» **Materials provided**:

------------------------------------------------------------------------

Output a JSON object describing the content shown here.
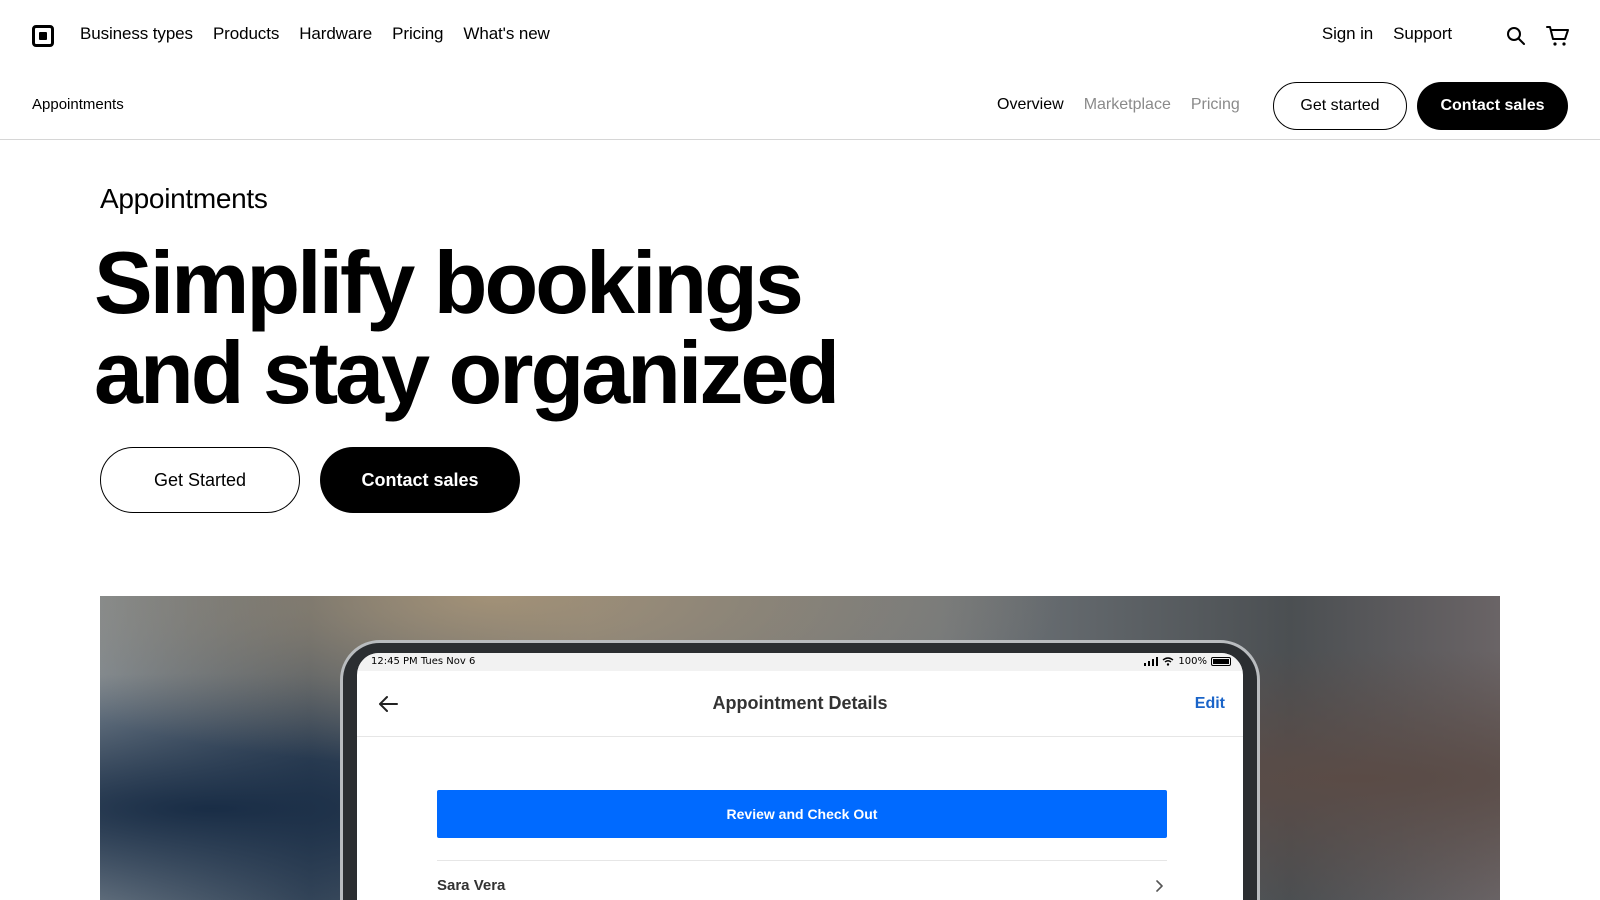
{
  "topnav": {
    "left_links": [
      "Business types",
      "Products",
      "Hardware",
      "Pricing",
      "What's new"
    ],
    "right_links": [
      "Sign in",
      "Support"
    ],
    "icons": [
      "square-logo-icon",
      "search-icon",
      "cart-icon"
    ]
  },
  "subnav": {
    "product_name": "Appointments",
    "links": [
      {
        "label": "Overview",
        "state": "active"
      },
      {
        "label": "Marketplace",
        "state": "muted"
      },
      {
        "label": "Pricing",
        "state": "muted"
      }
    ],
    "get_started_label": "Get started",
    "contact_sales_label": "Contact sales"
  },
  "hero": {
    "eyebrow": "Appointments",
    "headline_line1": "Simplify bookings",
    "headline_line2": "and stay organized",
    "cta_primary": "Get Started",
    "cta_secondary": "Contact sales"
  },
  "device": {
    "status_time": "12:45 PM   Tues Nov 6",
    "status_battery": "100%",
    "app_title": "Appointment Details",
    "edit_label": "Edit",
    "review_button": "Review and Check Out",
    "client_name": "Sara Vera",
    "accent_blue": "#006aff",
    "link_blue": "#1a64c8"
  }
}
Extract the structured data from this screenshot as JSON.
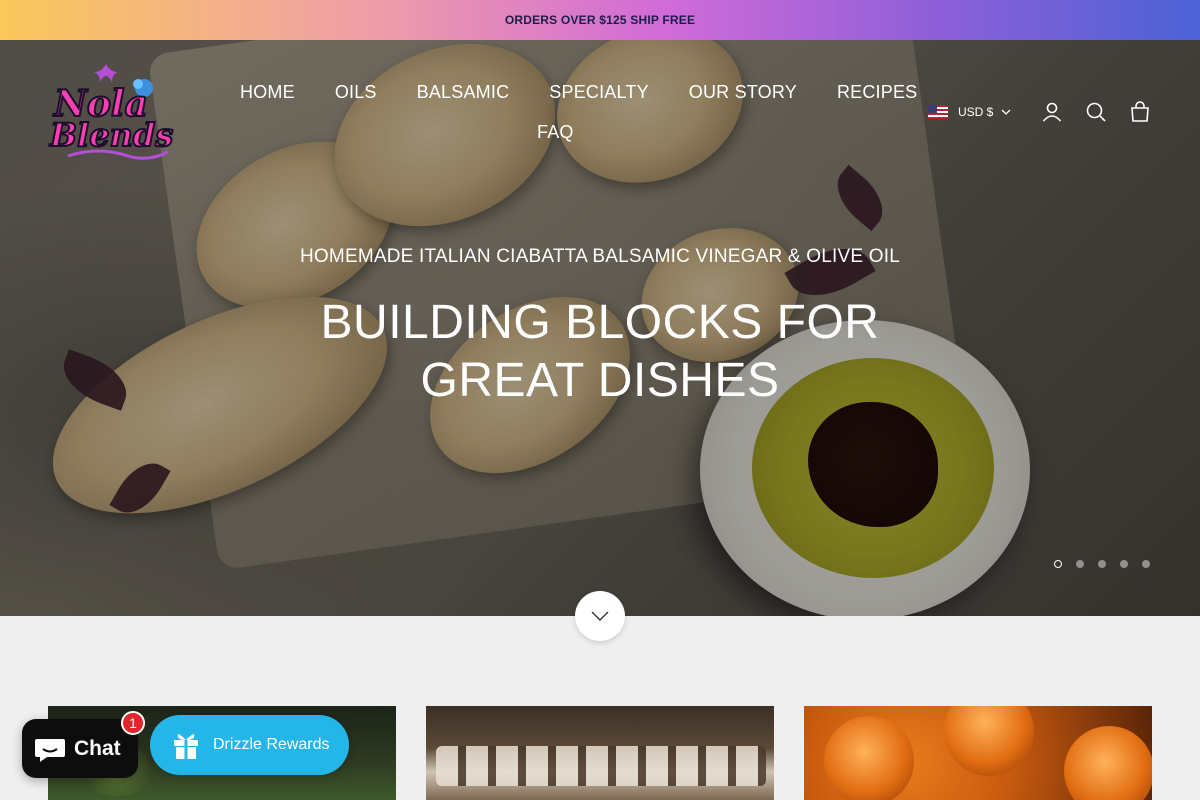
{
  "announcement": {
    "text": "ORDERS OVER $125 SHIP FREE"
  },
  "brand": {
    "name": "Nola Blends"
  },
  "nav": {
    "items": [
      {
        "label": "HOME"
      },
      {
        "label": "OILS"
      },
      {
        "label": "BALSAMIC"
      },
      {
        "label": "SPECIALTY"
      },
      {
        "label": "OUR STORY"
      },
      {
        "label": "RECIPES"
      },
      {
        "label": "FAQ"
      }
    ]
  },
  "header": {
    "currency": "USD $",
    "icons": [
      "account-icon",
      "search-icon",
      "cart-icon"
    ]
  },
  "hero": {
    "subtitle": "HOMEMADE ITALIAN CIABATTA BALSAMIC VINEGAR & OLIVE OIL",
    "title": "BUILDING BLOCKS FOR GREAT DISHES",
    "slide_count": 5,
    "active_slide": 1
  },
  "widgets": {
    "chat_label": "Chat",
    "chat_badge": "1",
    "rewards_label": "Drizzle Rewards"
  },
  "colors": {
    "announcement_gradient": [
      "#f9c95a",
      "#d26bd8",
      "#4b63d6"
    ],
    "rewards": "#24b6e8",
    "chat": "#0d0d0d",
    "badge": "#e5232b"
  }
}
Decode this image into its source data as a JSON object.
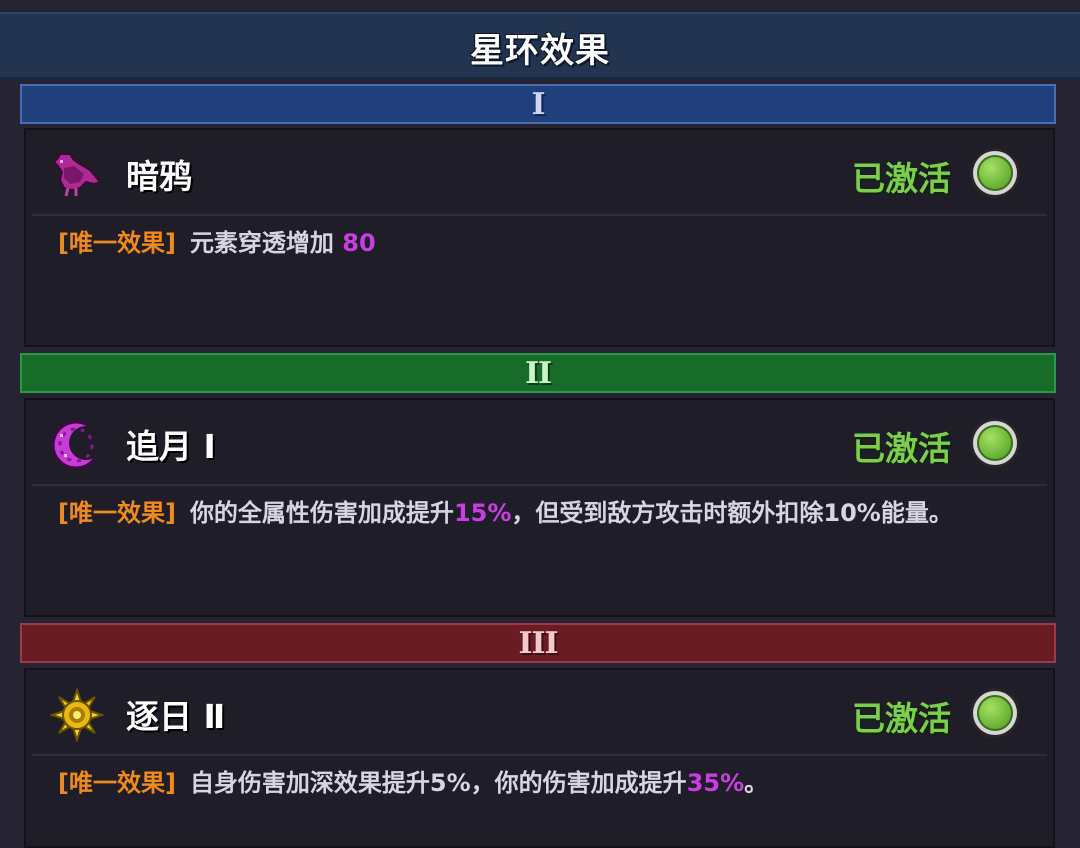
{
  "title": "星环效果",
  "tiers": [
    {
      "numeral": "I",
      "name": "暗鸦",
      "icon": "crow-icon",
      "status": "已激活",
      "desc": {
        "tag": "[唯一效果]",
        "part1": "元素穿透增加",
        "value1": " 80",
        "part2": "",
        "value2": "",
        "part3": ""
      }
    },
    {
      "numeral": "II",
      "name": "追月 Ⅰ",
      "icon": "crescent-moon-icon",
      "status": "已激活",
      "desc": {
        "tag": "[唯一效果]",
        "part1": "你的全属性伤害加成提升",
        "value1": "15%",
        "part2": "，但受到敌方攻击时额外扣除10%能量。",
        "value2": "",
        "part3": ""
      }
    },
    {
      "numeral": "III",
      "name": "逐日 Ⅱ",
      "icon": "sun-icon",
      "status": "已激活",
      "desc": {
        "tag": "[唯一效果]",
        "part1": "自身伤害加深效果提升5%，你的伤害加成提升",
        "value1": "35%",
        "part2": "。",
        "value2": "",
        "part3": ""
      }
    }
  ],
  "colors": {
    "active_status": "#7ccf4b",
    "tag": "#f08a1c",
    "highlight": "#c83ee0"
  }
}
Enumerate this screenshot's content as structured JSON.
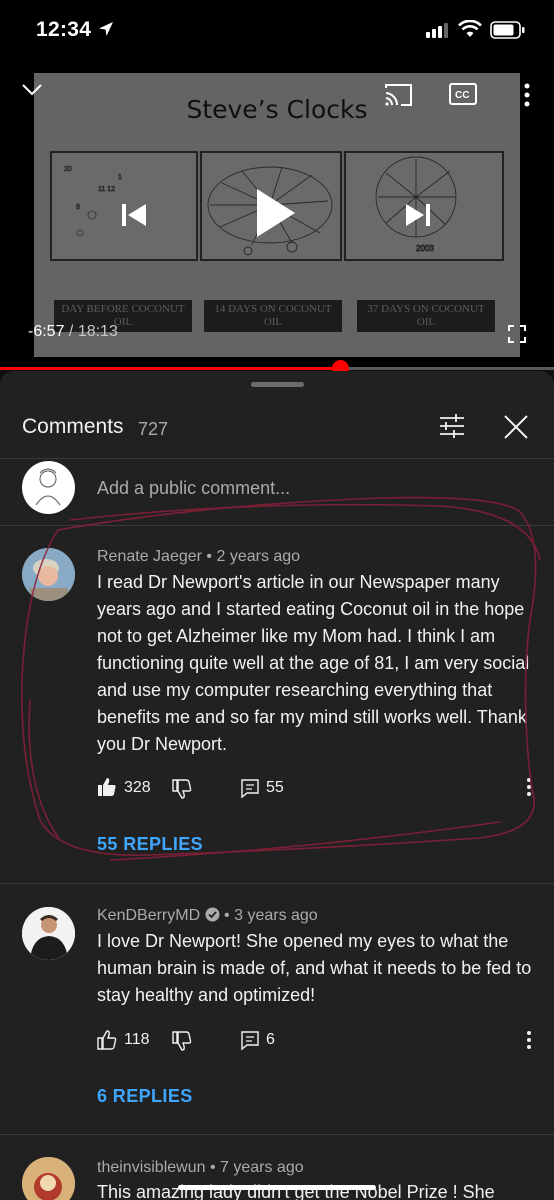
{
  "status_bar": {
    "time": "12:34"
  },
  "video": {
    "slide_title": "Steve’s Clocks",
    "clock_labels": [
      "DAY BEFORE COCONUT OIL",
      "14 DAYS ON COCONUT OIL",
      "37 DAYS ON COCONUT OIL"
    ],
    "elapsed": "-6:57",
    "separator": " / ",
    "duration": "18:13",
    "progress": 0.615
  },
  "comments": {
    "title": "Comments",
    "count": "727",
    "add_placeholder": "Add a public comment...",
    "items": [
      {
        "author": "Renate Jaeger",
        "age": "2 years ago",
        "text": "I read Dr Newport's article in our Newspaper many years ago and I started eating Coconut oil in the hope not to get Alzheimer like my Mom had. I think I am functioning quite well at the age of 81, I am very social and use my computer researching everything that benefits me and so far my mind still works well. Thank you Dr Newport.",
        "likes": "328",
        "reply_count": "55",
        "replies_label": "55 REPLIES"
      },
      {
        "author": "KenDBerryMD",
        "age": "3 years ago",
        "text": "I love Dr Newport!  She opened my eyes to what the human brain is made of, and what it needs to be fed to stay healthy and optimized!",
        "likes": "118",
        "reply_count": "6",
        "replies_label": "6 REPLIES"
      },
      {
        "author": "theinvisiblewun",
        "age": "7 years ago",
        "text": "This amazing lady didn't get the Nobel Prize !  She"
      }
    ]
  },
  "icons": {
    "collapse": "chevron-down-icon",
    "cast": "cast-icon",
    "captions": "captions-icon",
    "more": "more-vert-icon",
    "prev": "skip-previous-icon",
    "play": "play-icon",
    "next": "skip-next-icon",
    "fullscreen": "fullscreen-icon",
    "filter": "filter-icon",
    "close": "close-icon",
    "like": "thumb-up-icon",
    "dislike": "thumb-down-icon",
    "reply": "comment-icon",
    "verified": "verified-icon"
  },
  "colors": {
    "accent_red": "#ff0000",
    "link_blue": "#3ea6ff",
    "panel_bg": "#212121"
  }
}
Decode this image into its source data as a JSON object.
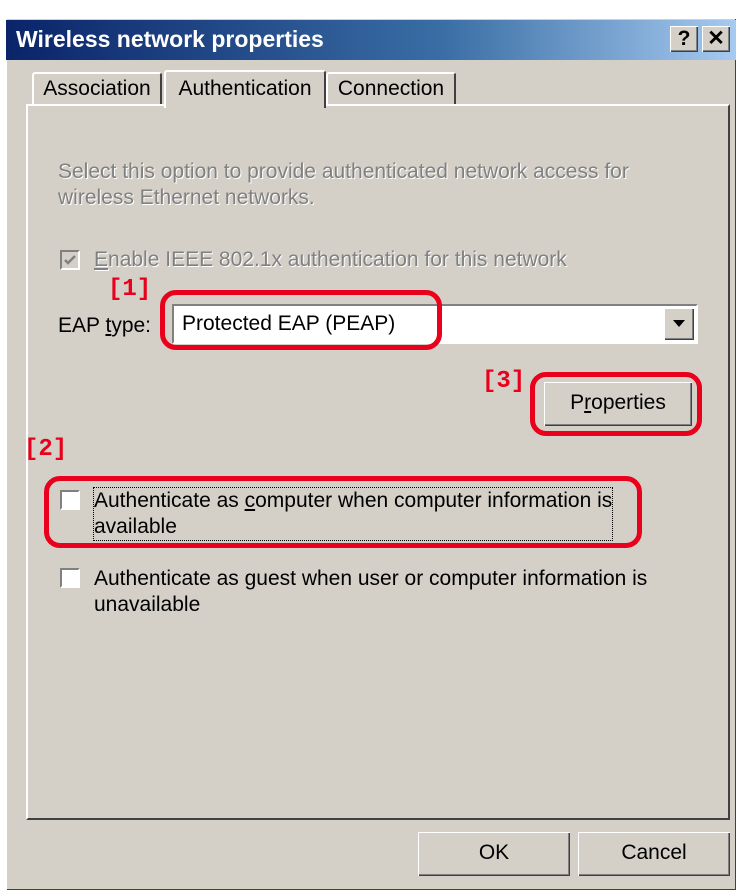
{
  "window": {
    "title": "Wireless network properties",
    "help_button": "?",
    "close_button": "✕"
  },
  "tabs": [
    {
      "label": "Association",
      "active": false
    },
    {
      "label": "Authentication",
      "active": true
    },
    {
      "label": "Connection",
      "active": false
    }
  ],
  "panel": {
    "description_line1": "Select this option to provide authenticated network access for",
    "description_line2": "wireless Ethernet networks.",
    "enable_8021x": {
      "label_first": "E",
      "label_rest": "nable IEEE 802.1x authentication for this network",
      "checked": true,
      "disabled": true
    },
    "eap_type": {
      "label_pre": "EAP ",
      "label_u": "t",
      "label_post": "ype:",
      "selected": "Protected EAP (PEAP)"
    },
    "properties_button": {
      "pre": "P",
      "u": "r",
      "post": "operties"
    },
    "auth_computer": {
      "line1_pre": "Authenticate as ",
      "line1_u": "c",
      "line1_post": "omputer when computer information is",
      "line2": "available",
      "checked": false
    },
    "auth_guest": {
      "line1_pre": "Authenticate as ",
      "line1_u": "g",
      "line1_post": "uest when user or computer information is",
      "line2": "unavailable",
      "checked": false
    }
  },
  "footer": {
    "ok": "OK",
    "cancel": "Cancel"
  },
  "annotations": {
    "marker1": "[1]",
    "marker2": "[2]",
    "marker3": "[3]"
  },
  "colors": {
    "annotation_red": "#e8001c",
    "titlebar_start": "#0a246a",
    "titlebar_end": "#a6caf0",
    "dialog_bg": "#d4d0c8"
  }
}
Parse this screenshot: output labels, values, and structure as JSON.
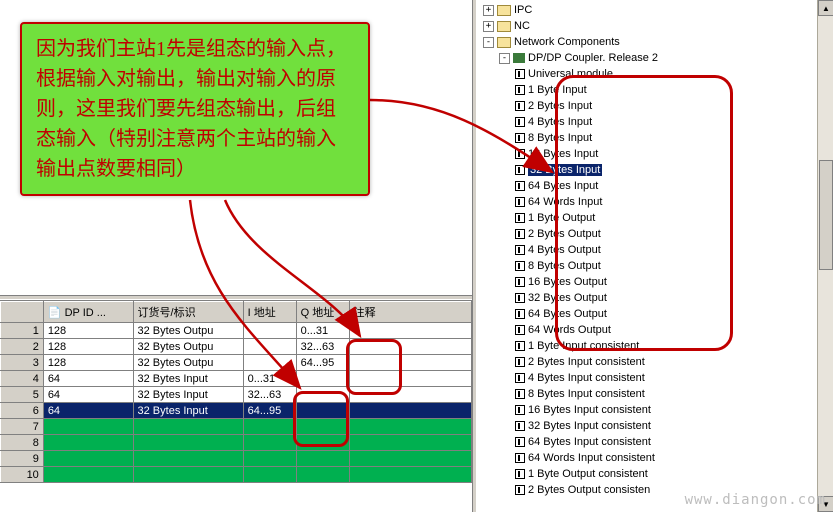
{
  "annotation": {
    "text": "因为我们主站1先是组态的输入点，根据输入对输出，输出对输入的原则，这里我们要先组态输出，后组态输入（特别注意两个主站的输入输出点数要相同）"
  },
  "watermark": "www.diangon.com",
  "table": {
    "headers": {
      "slot": "",
      "dpid": "DP ID",
      "order": "订货号/标识",
      "iaddr": "I 地址",
      "qaddr": "Q 地址",
      "comment": "注释"
    },
    "icon_label": "📄",
    "rows": [
      {
        "slot": "1",
        "dpid": "128",
        "order": "32 Bytes Outpu",
        "iaddr": "",
        "qaddr": "0...31",
        "comment": ""
      },
      {
        "slot": "2",
        "dpid": "128",
        "order": "32 Bytes Outpu",
        "iaddr": "",
        "qaddr": "32...63",
        "comment": ""
      },
      {
        "slot": "3",
        "dpid": "128",
        "order": "32 Bytes Outpu",
        "iaddr": "",
        "qaddr": "64...95",
        "comment": ""
      },
      {
        "slot": "4",
        "dpid": "64",
        "order": "32 Bytes Input",
        "iaddr": "0...31",
        "qaddr": "",
        "comment": ""
      },
      {
        "slot": "5",
        "dpid": "64",
        "order": "32 Bytes Input",
        "iaddr": "32...63",
        "qaddr": "",
        "comment": ""
      },
      {
        "slot": "6",
        "dpid": "64",
        "order": "32 Bytes Input",
        "iaddr": "64...95",
        "qaddr": "",
        "comment": "",
        "selected": true
      }
    ],
    "empty_rows": 4
  },
  "tree": {
    "top": [
      {
        "icon": "folder",
        "expander": "+",
        "label": "IPC"
      },
      {
        "icon": "folder",
        "expander": "+",
        "label": "NC"
      }
    ],
    "netcomp_label": "Network Components",
    "coupler_label": "DP/DP Coupler. Release 2",
    "highlighted_modules": [
      "Universal module",
      "1 Byte Input",
      "2 Bytes Input",
      "4 Bytes Input",
      "8 Bytes Input",
      "16 Bytes Input",
      "32 Bytes Input",
      "64 Bytes Input",
      "64 Words Input",
      "1 Byte Output",
      "2 Bytes Output",
      "4 Bytes Output",
      "8 Bytes Output",
      "16 Bytes Output",
      "32 Bytes Output",
      "64 Bytes Output",
      "64 Words Output"
    ],
    "selected_module": "32 Bytes Input",
    "rest_modules": [
      "1 Byte Input consistent",
      "2 Bytes Input consistent",
      "4 Bytes Input consistent",
      "8 Bytes Input consistent",
      "16 Bytes Input consistent",
      "32 Bytes Input consistent",
      "64 Bytes Input consistent",
      "64 Words Input consistent",
      "1 Byte Output consistent",
      "2 Bytes Output consisten"
    ]
  }
}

------------------------------------------------------------------------

» **What this task involves**: Your task is to pick out every line with the string "Words" and copy it.

» **Finished exercise**:
      "64 Words Input",
      "64 Words Output"
      "64 Words Input consistent",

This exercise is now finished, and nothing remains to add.